• _Exercise requirements_
In the listing below, find every line containing "PILGRIMS" and copy it out.

>> begin

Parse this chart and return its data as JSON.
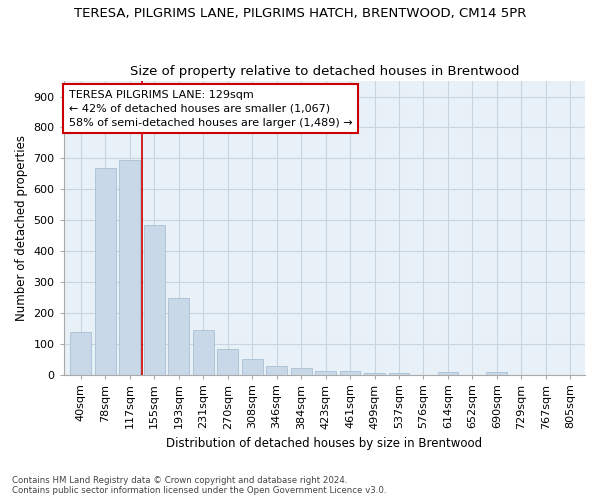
{
  "title1": "TERESA, PILGRIMS LANE, PILGRIMS HATCH, BRENTWOOD, CM14 5PR",
  "title2": "Size of property relative to detached houses in Brentwood",
  "xlabel": "Distribution of detached houses by size in Brentwood",
  "ylabel": "Number of detached properties",
  "footnote": "Contains HM Land Registry data © Crown copyright and database right 2024.\nContains public sector information licensed under the Open Government Licence v3.0.",
  "bar_labels": [
    "40sqm",
    "78sqm",
    "117sqm",
    "155sqm",
    "193sqm",
    "231sqm",
    "270sqm",
    "308sqm",
    "346sqm",
    "384sqm",
    "423sqm",
    "461sqm",
    "499sqm",
    "537sqm",
    "576sqm",
    "614sqm",
    "652sqm",
    "690sqm",
    "729sqm",
    "767sqm",
    "805sqm"
  ],
  "bar_values": [
    138,
    670,
    693,
    483,
    248,
    145,
    82,
    50,
    28,
    20,
    12,
    10,
    4,
    5,
    0,
    8,
    0,
    8,
    0,
    0,
    0
  ],
  "bar_color": "#c8d8e8",
  "bar_edge_color": "#a0b8cc",
  "vline_x": 2.5,
  "vline_color": "#cc0000",
  "annotation_text": "TERESA PILGRIMS LANE: 129sqm\n← 42% of detached houses are smaller (1,067)\n58% of semi-detached houses are larger (1,489) →",
  "annotation_box_color": "#ffffff",
  "annotation_box_edge": "#cc0000",
  "ylim": [
    0,
    950
  ],
  "yticks": [
    0,
    100,
    200,
    300,
    400,
    500,
    600,
    700,
    800,
    900
  ],
  "background_color": "#ffffff",
  "plot_bg_color": "#e8f0f8",
  "grid_color": "#c8d4e0",
  "title1_fontsize": 9.5,
  "title2_fontsize": 9.5,
  "axis_fontsize": 8.5,
  "tick_fontsize": 8,
  "annot_fontsize": 8
}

>> end

• _Finished answer_
  "title1": "TERESA, PILGRIMS LANE, PILGRIMS HATCH, BRENTWOOD, CM14 5PR",
  "annotation_text": "TERESA PILGRIMS LANE: 129sqm\n← 42% of detached houses are smaller (1,067)\n58% of semi-detached houses are larger (1,489) →",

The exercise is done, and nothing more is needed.